* begin DATA TO PROCESS *

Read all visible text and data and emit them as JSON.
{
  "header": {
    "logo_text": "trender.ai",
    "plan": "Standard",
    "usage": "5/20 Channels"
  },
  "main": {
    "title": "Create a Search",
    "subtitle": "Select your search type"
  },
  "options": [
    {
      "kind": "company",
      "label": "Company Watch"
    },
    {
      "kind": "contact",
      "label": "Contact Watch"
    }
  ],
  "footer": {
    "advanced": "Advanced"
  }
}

* end DATA TO PROCESS *

# WHAT YOU HAVE TO DO:
Print the material once more, exactly.

# FINAL RESULT:
Read all visible text and data and emit them as JSON.
{
  "header": {
    "logo_text": "trender.ai",
    "plan": "Standard",
    "usage": "5/20 Channels"
  },
  "main": {
    "title": "Create a Search",
    "subtitle": "Select your search type"
  },
  "options": [
    {
      "kind": "company",
      "label": "Company Watch"
    },
    {
      "kind": "contact",
      "label": "Contact Watch"
    }
  ],
  "footer": {
    "advanced": "Advanced"
  }
}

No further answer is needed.